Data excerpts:
>>

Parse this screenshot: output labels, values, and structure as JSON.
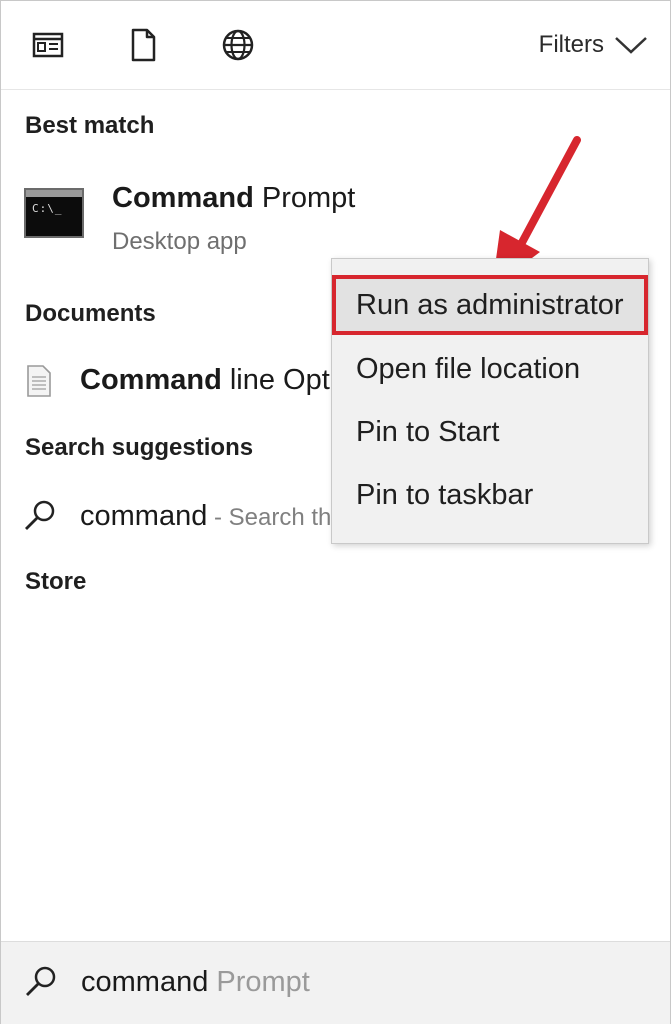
{
  "topbar": {
    "icons": [
      "apps-icon",
      "document-icon",
      "globe-icon"
    ],
    "filters_label": "Filters"
  },
  "best_match": {
    "title": "Best match",
    "app_name_bold": "Command",
    "app_name_rest": " Prompt",
    "app_subtitle": "Desktop app",
    "app_icon_text": "C:\\_"
  },
  "documents": {
    "title": "Documents",
    "item_bold": "Command",
    "item_rest": " line Opt"
  },
  "search_suggestions": {
    "title": "Search suggestions",
    "query": "command",
    "hint": " - Search th"
  },
  "store": {
    "title": "Store"
  },
  "context_menu": {
    "items": [
      "Run as administrator",
      "Open file location",
      "Pin to Start",
      "Pin to taskbar"
    ],
    "highlighted_index": 0
  },
  "search_box": {
    "typed": "command",
    "suggestion": " Prompt"
  },
  "colors": {
    "highlight_border": "#d7262e",
    "arrow": "#d7262e"
  }
}
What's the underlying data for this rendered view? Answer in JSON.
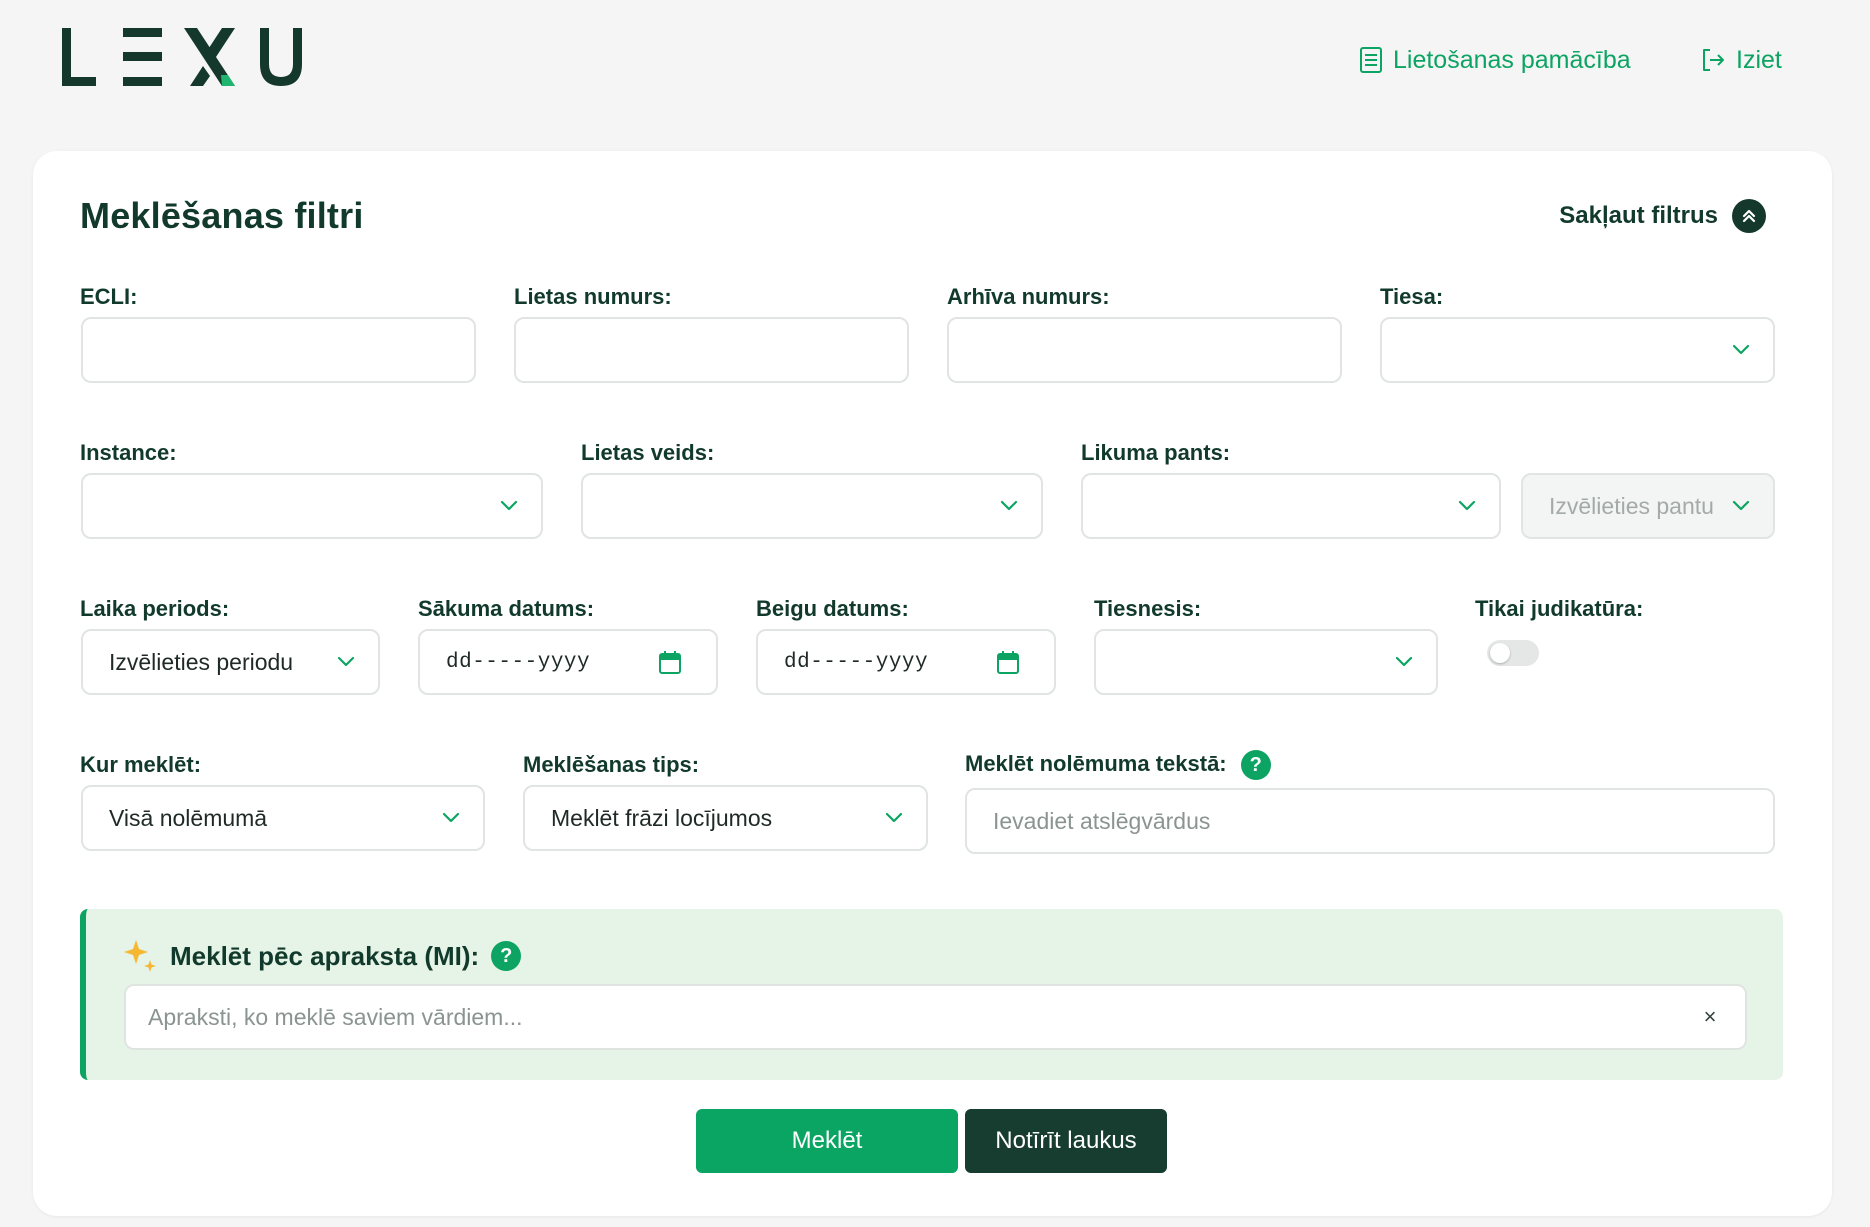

<<

What you have to do:
Leave every image out, and retype the material exactly.

Solution below:
Parse this screenshot: output labels, values, and structure as JSON.
{
  "topbar": {
    "icons": [
      "apps-icon",
      "document-icon",
      "globe-icon"
    ],
    "filters_label": "Filters"
  },
  "best_match": {
    "title": "Best match",
    "app_name_bold": "Command",
    "app_name_rest": " Prompt",
    "app_subtitle": "Desktop app",
    "app_icon_text": "C:\\_"
  },
  "documents": {
    "title": "Documents",
    "item_bold": "Command",
    "item_rest": " line Opt"
  },
  "search_suggestions": {
    "title": "Search suggestions",
    "query": "command",
    "hint": " - Search th"
  },
  "store": {
    "title": "Store"
  },
  "context_menu": {
    "items": [
      "Run as administrator",
      "Open file location",
      "Pin to Start",
      "Pin to taskbar"
    ],
    "highlighted_index": 0
  },
  "search_box": {
    "typed": "command",
    "suggestion": " Prompt"
  },
  "colors": {
    "highlight_border": "#d7262e",
    "arrow": "#d7262e"
  }
}
What's the underlying data for this rendered view? Answer in JSON.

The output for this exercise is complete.